» EXCERPTED DATA

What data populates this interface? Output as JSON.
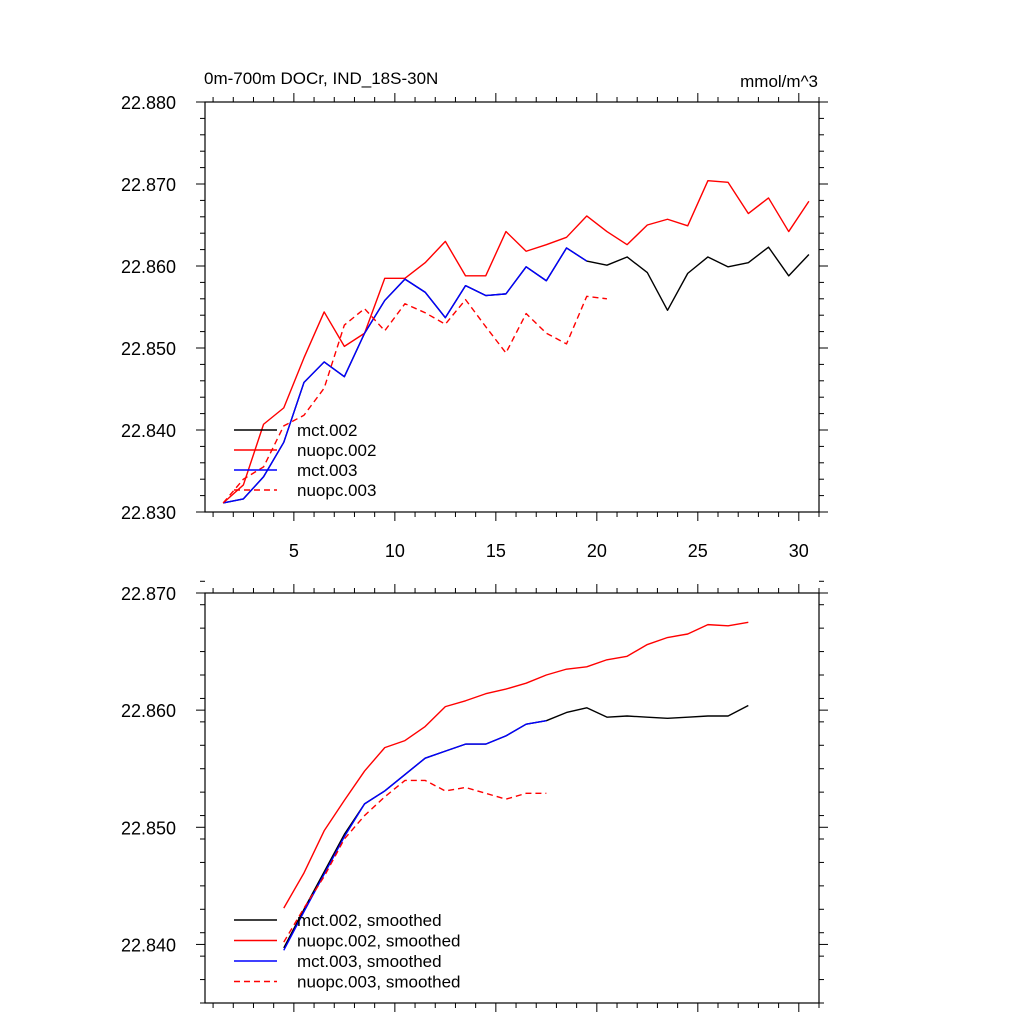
{
  "colors": {
    "mct_002": "#000000",
    "nuopc_002": "#ff0000",
    "mct_003": "#0000ff",
    "nuopc_003": "#ff0000"
  },
  "chart_data": [
    {
      "type": "line",
      "title": "0m-700m DOCr, IND_18S-30N",
      "units": "mmol/m^3",
      "xlim": [
        0.6,
        31
      ],
      "ylim": [
        22.83,
        22.88
      ],
      "x_ticks": [
        5,
        10,
        15,
        20,
        25,
        30
      ],
      "x_tick_labels": [
        "5",
        "10",
        "15",
        "20",
        "25",
        "30"
      ],
      "y_ticks": [
        22.83,
        22.84,
        22.85,
        22.86,
        22.87,
        22.88
      ],
      "y_tick_labels": [
        "22.830",
        "22.840",
        "22.850",
        "22.860",
        "22.870",
        "22.880"
      ],
      "legend_position": "bottom-left",
      "series": [
        {
          "name": "mct.002",
          "color": "#000000",
          "dash": "solid",
          "x": [
            1.5,
            2.5,
            3.5,
            4.5,
            5.5,
            6.5,
            7.5,
            8.5,
            9.5,
            10.5,
            11.5,
            12.5,
            13.5,
            14.5,
            15.5,
            16.5,
            17.5,
            18.5,
            19.5,
            20.5,
            21.5,
            22.5,
            23.5,
            24.5,
            25.5,
            26.5,
            27.5,
            28.5,
            29.5,
            30.5
          ],
          "values": [
            22.8311,
            22.8316,
            22.8343,
            22.8385,
            22.8458,
            22.8483,
            22.8465,
            22.8518,
            22.8558,
            22.8584,
            22.8568,
            22.8537,
            22.8576,
            22.8564,
            22.8566,
            22.8599,
            22.8582,
            22.8622,
            22.8606,
            22.8601,
            22.8611,
            22.8592,
            22.8546,
            22.8591,
            22.8611,
            22.8599,
            22.8604,
            22.8623,
            22.8588,
            22.8614
          ]
        },
        {
          "name": "nuopc.002",
          "color": "#ff0000",
          "dash": "solid",
          "x": [
            1.5,
            2.5,
            3.5,
            4.5,
            5.5,
            6.5,
            7.5,
            8.5,
            9.5,
            10.5,
            11.5,
            12.5,
            13.5,
            14.5,
            15.5,
            16.5,
            17.5,
            18.5,
            19.5,
            20.5,
            21.5,
            22.5,
            23.5,
            24.5,
            25.5,
            26.5,
            27.5,
            28.5,
            29.5,
            30.5
          ],
          "values": [
            22.8311,
            22.8333,
            22.8407,
            22.8427,
            22.8488,
            22.8544,
            22.8502,
            22.8518,
            22.8585,
            22.8585,
            22.8604,
            22.863,
            22.8588,
            22.8588,
            22.8642,
            22.8618,
            22.8626,
            22.8635,
            22.8661,
            22.8642,
            22.8626,
            22.865,
            22.8657,
            22.8649,
            22.8704,
            22.8702,
            22.8664,
            22.8683,
            22.8642,
            22.8679
          ]
        },
        {
          "name": "mct.003",
          "color": "#0000ff",
          "dash": "solid",
          "x": [
            1.5,
            2.5,
            3.5,
            4.5,
            5.5,
            6.5,
            7.5,
            8.5,
            9.5,
            10.5,
            11.5,
            12.5,
            13.5,
            14.5,
            15.5,
            16.5,
            17.5,
            18.5,
            19.5
          ],
          "values": [
            22.8311,
            22.8316,
            22.8343,
            22.8385,
            22.8458,
            22.8483,
            22.8465,
            22.8518,
            22.8558,
            22.8584,
            22.8568,
            22.8537,
            22.8576,
            22.8564,
            22.8566,
            22.8599,
            22.8582,
            22.8622,
            22.8606
          ]
        },
        {
          "name": "nuopc.003",
          "color": "#ff0000",
          "dash": "dashed",
          "x": [
            1.5,
            2.5,
            3.5,
            4.5,
            5.5,
            6.5,
            7.5,
            8.5,
            9.5,
            10.5,
            11.5,
            12.5,
            13.5,
            14.5,
            15.5,
            16.5,
            17.5,
            18.5,
            19.5,
            20.5
          ],
          "values": [
            22.8311,
            22.834,
            22.8355,
            22.8405,
            22.8418,
            22.8451,
            22.8528,
            22.8548,
            22.8521,
            22.8554,
            22.8543,
            22.8529,
            22.8559,
            22.8526,
            22.8494,
            22.8542,
            22.8518,
            22.8505,
            22.8563,
            22.856
          ]
        }
      ]
    },
    {
      "type": "line",
      "title": "",
      "xlim": [
        0.6,
        31
      ],
      "ylim": [
        22.835,
        22.87
      ],
      "y_ticks": [
        22.84,
        22.85,
        22.86,
        22.87
      ],
      "y_tick_labels": [
        "22.840",
        "22.850",
        "22.860",
        "22.870"
      ],
      "legend_position": "bottom-left",
      "series": [
        {
          "name": "mct.002, smoothed",
          "color": "#000000",
          "dash": "solid",
          "x": [
            4.5,
            5.5,
            6.5,
            7.5,
            8.5,
            9.5,
            10.5,
            11.5,
            12.5,
            13.5,
            14.5,
            15.5,
            16.5,
            17.5,
            18.5,
            19.5,
            20.5,
            21.5,
            22.5,
            23.5,
            24.5,
            25.5,
            26.5,
            27.5
          ],
          "values": [
            22.8397,
            22.843,
            22.8462,
            22.8494,
            22.852,
            22.8531,
            22.8545,
            22.8559,
            22.8565,
            22.8571,
            22.8571,
            22.8578,
            22.8588,
            22.8591,
            22.8598,
            22.8602,
            22.8594,
            22.8595,
            22.8594,
            22.8593,
            22.8594,
            22.8595,
            22.8595,
            22.8604
          ]
        },
        {
          "name": "nuopc.002, smoothed",
          "color": "#ff0000",
          "dash": "solid",
          "x": [
            4.5,
            5.5,
            6.5,
            7.5,
            8.5,
            9.5,
            10.5,
            11.5,
            12.5,
            13.5,
            14.5,
            15.5,
            16.5,
            17.5,
            18.5,
            19.5,
            20.5,
            21.5,
            22.5,
            23.5,
            24.5,
            25.5,
            26.5,
            27.5
          ],
          "values": [
            22.8431,
            22.8461,
            22.8497,
            22.8523,
            22.8548,
            22.8568,
            22.8574,
            22.8586,
            22.8603,
            22.8608,
            22.8614,
            22.8618,
            22.8623,
            22.863,
            22.8635,
            22.8637,
            22.8643,
            22.8646,
            22.8656,
            22.8662,
            22.8665,
            22.8673,
            22.8672,
            22.8675
          ]
        },
        {
          "name": "mct.003, smoothed",
          "color": "#0000ff",
          "dash": "solid",
          "x": [
            4.5,
            5.5,
            6.5,
            7.5,
            8.5,
            9.5,
            10.5,
            11.5,
            12.5,
            13.5,
            14.5,
            15.5,
            16.5,
            17.5
          ],
          "values": [
            22.8395,
            22.8428,
            22.846,
            22.8492,
            22.852,
            22.8531,
            22.8545,
            22.8559,
            22.8565,
            22.8571,
            22.8571,
            22.8578,
            22.8588,
            22.8591
          ]
        },
        {
          "name": "nuopc.003, smoothed",
          "color": "#ff0000",
          "dash": "dashed",
          "x": [
            4.5,
            5.5,
            6.5,
            7.5,
            8.5,
            9.5,
            10.5,
            11.5,
            12.5,
            13.5,
            14.5,
            15.5,
            16.5,
            17.5
          ],
          "values": [
            22.8402,
            22.8431,
            22.8458,
            22.849,
            22.851,
            22.8526,
            22.854,
            22.854,
            22.8531,
            22.8534,
            22.8529,
            22.8524,
            22.8529,
            22.8529
          ]
        }
      ]
    }
  ]
}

» DIRECTION
The records above should be reproduced exactly, with no pictures included.

» WORKED ANSWER
What data populates this interface? Output as JSON.
{
  "colors": {
    "mct_002": "#000000",
    "nuopc_002": "#ff0000",
    "mct_003": "#0000ff",
    "nuopc_003": "#ff0000"
  },
  "chart_data": [
    {
      "type": "line",
      "title": "0m-700m DOCr, IND_18S-30N",
      "units": "mmol/m^3",
      "xlim": [
        0.6,
        31
      ],
      "ylim": [
        22.83,
        22.88
      ],
      "x_ticks": [
        5,
        10,
        15,
        20,
        25,
        30
      ],
      "x_tick_labels": [
        "5",
        "10",
        "15",
        "20",
        "25",
        "30"
      ],
      "y_ticks": [
        22.83,
        22.84,
        22.85,
        22.86,
        22.87,
        22.88
      ],
      "y_tick_labels": [
        "22.830",
        "22.840",
        "22.850",
        "22.860",
        "22.870",
        "22.880"
      ],
      "legend_position": "bottom-left",
      "series": [
        {
          "name": "mct.002",
          "color": "#000000",
          "dash": "solid",
          "x": [
            1.5,
            2.5,
            3.5,
            4.5,
            5.5,
            6.5,
            7.5,
            8.5,
            9.5,
            10.5,
            11.5,
            12.5,
            13.5,
            14.5,
            15.5,
            16.5,
            17.5,
            18.5,
            19.5,
            20.5,
            21.5,
            22.5,
            23.5,
            24.5,
            25.5,
            26.5,
            27.5,
            28.5,
            29.5,
            30.5
          ],
          "values": [
            22.8311,
            22.8316,
            22.8343,
            22.8385,
            22.8458,
            22.8483,
            22.8465,
            22.8518,
            22.8558,
            22.8584,
            22.8568,
            22.8537,
            22.8576,
            22.8564,
            22.8566,
            22.8599,
            22.8582,
            22.8622,
            22.8606,
            22.8601,
            22.8611,
            22.8592,
            22.8546,
            22.8591,
            22.8611,
            22.8599,
            22.8604,
            22.8623,
            22.8588,
            22.8614
          ]
        },
        {
          "name": "nuopc.002",
          "color": "#ff0000",
          "dash": "solid",
          "x": [
            1.5,
            2.5,
            3.5,
            4.5,
            5.5,
            6.5,
            7.5,
            8.5,
            9.5,
            10.5,
            11.5,
            12.5,
            13.5,
            14.5,
            15.5,
            16.5,
            17.5,
            18.5,
            19.5,
            20.5,
            21.5,
            22.5,
            23.5,
            24.5,
            25.5,
            26.5,
            27.5,
            28.5,
            29.5,
            30.5
          ],
          "values": [
            22.8311,
            22.8333,
            22.8407,
            22.8427,
            22.8488,
            22.8544,
            22.8502,
            22.8518,
            22.8585,
            22.8585,
            22.8604,
            22.863,
            22.8588,
            22.8588,
            22.8642,
            22.8618,
            22.8626,
            22.8635,
            22.8661,
            22.8642,
            22.8626,
            22.865,
            22.8657,
            22.8649,
            22.8704,
            22.8702,
            22.8664,
            22.8683,
            22.8642,
            22.8679
          ]
        },
        {
          "name": "mct.003",
          "color": "#0000ff",
          "dash": "solid",
          "x": [
            1.5,
            2.5,
            3.5,
            4.5,
            5.5,
            6.5,
            7.5,
            8.5,
            9.5,
            10.5,
            11.5,
            12.5,
            13.5,
            14.5,
            15.5,
            16.5,
            17.5,
            18.5,
            19.5
          ],
          "values": [
            22.8311,
            22.8316,
            22.8343,
            22.8385,
            22.8458,
            22.8483,
            22.8465,
            22.8518,
            22.8558,
            22.8584,
            22.8568,
            22.8537,
            22.8576,
            22.8564,
            22.8566,
            22.8599,
            22.8582,
            22.8622,
            22.8606
          ]
        },
        {
          "name": "nuopc.003",
          "color": "#ff0000",
          "dash": "dashed",
          "x": [
            1.5,
            2.5,
            3.5,
            4.5,
            5.5,
            6.5,
            7.5,
            8.5,
            9.5,
            10.5,
            11.5,
            12.5,
            13.5,
            14.5,
            15.5,
            16.5,
            17.5,
            18.5,
            19.5,
            20.5
          ],
          "values": [
            22.8311,
            22.834,
            22.8355,
            22.8405,
            22.8418,
            22.8451,
            22.8528,
            22.8548,
            22.8521,
            22.8554,
            22.8543,
            22.8529,
            22.8559,
            22.8526,
            22.8494,
            22.8542,
            22.8518,
            22.8505,
            22.8563,
            22.856
          ]
        }
      ]
    },
    {
      "type": "line",
      "title": "",
      "xlim": [
        0.6,
        31
      ],
      "ylim": [
        22.835,
        22.87
      ],
      "y_ticks": [
        22.84,
        22.85,
        22.86,
        22.87
      ],
      "y_tick_labels": [
        "22.840",
        "22.850",
        "22.860",
        "22.870"
      ],
      "legend_position": "bottom-left",
      "series": [
        {
          "name": "mct.002, smoothed",
          "color": "#000000",
          "dash": "solid",
          "x": [
            4.5,
            5.5,
            6.5,
            7.5,
            8.5,
            9.5,
            10.5,
            11.5,
            12.5,
            13.5,
            14.5,
            15.5,
            16.5,
            17.5,
            18.5,
            19.5,
            20.5,
            21.5,
            22.5,
            23.5,
            24.5,
            25.5,
            26.5,
            27.5
          ],
          "values": [
            22.8397,
            22.843,
            22.8462,
            22.8494,
            22.852,
            22.8531,
            22.8545,
            22.8559,
            22.8565,
            22.8571,
            22.8571,
            22.8578,
            22.8588,
            22.8591,
            22.8598,
            22.8602,
            22.8594,
            22.8595,
            22.8594,
            22.8593,
            22.8594,
            22.8595,
            22.8595,
            22.8604
          ]
        },
        {
          "name": "nuopc.002, smoothed",
          "color": "#ff0000",
          "dash": "solid",
          "x": [
            4.5,
            5.5,
            6.5,
            7.5,
            8.5,
            9.5,
            10.5,
            11.5,
            12.5,
            13.5,
            14.5,
            15.5,
            16.5,
            17.5,
            18.5,
            19.5,
            20.5,
            21.5,
            22.5,
            23.5,
            24.5,
            25.5,
            26.5,
            27.5
          ],
          "values": [
            22.8431,
            22.8461,
            22.8497,
            22.8523,
            22.8548,
            22.8568,
            22.8574,
            22.8586,
            22.8603,
            22.8608,
            22.8614,
            22.8618,
            22.8623,
            22.863,
            22.8635,
            22.8637,
            22.8643,
            22.8646,
            22.8656,
            22.8662,
            22.8665,
            22.8673,
            22.8672,
            22.8675
          ]
        },
        {
          "name": "mct.003, smoothed",
          "color": "#0000ff",
          "dash": "solid",
          "x": [
            4.5,
            5.5,
            6.5,
            7.5,
            8.5,
            9.5,
            10.5,
            11.5,
            12.5,
            13.5,
            14.5,
            15.5,
            16.5,
            17.5
          ],
          "values": [
            22.8395,
            22.8428,
            22.846,
            22.8492,
            22.852,
            22.8531,
            22.8545,
            22.8559,
            22.8565,
            22.8571,
            22.8571,
            22.8578,
            22.8588,
            22.8591
          ]
        },
        {
          "name": "nuopc.003, smoothed",
          "color": "#ff0000",
          "dash": "dashed",
          "x": [
            4.5,
            5.5,
            6.5,
            7.5,
            8.5,
            9.5,
            10.5,
            11.5,
            12.5,
            13.5,
            14.5,
            15.5,
            16.5,
            17.5
          ],
          "values": [
            22.8402,
            22.8431,
            22.8458,
            22.849,
            22.851,
            22.8526,
            22.854,
            22.854,
            22.8531,
            22.8534,
            22.8529,
            22.8524,
            22.8529,
            22.8529
          ]
        }
      ]
    }
  ]
}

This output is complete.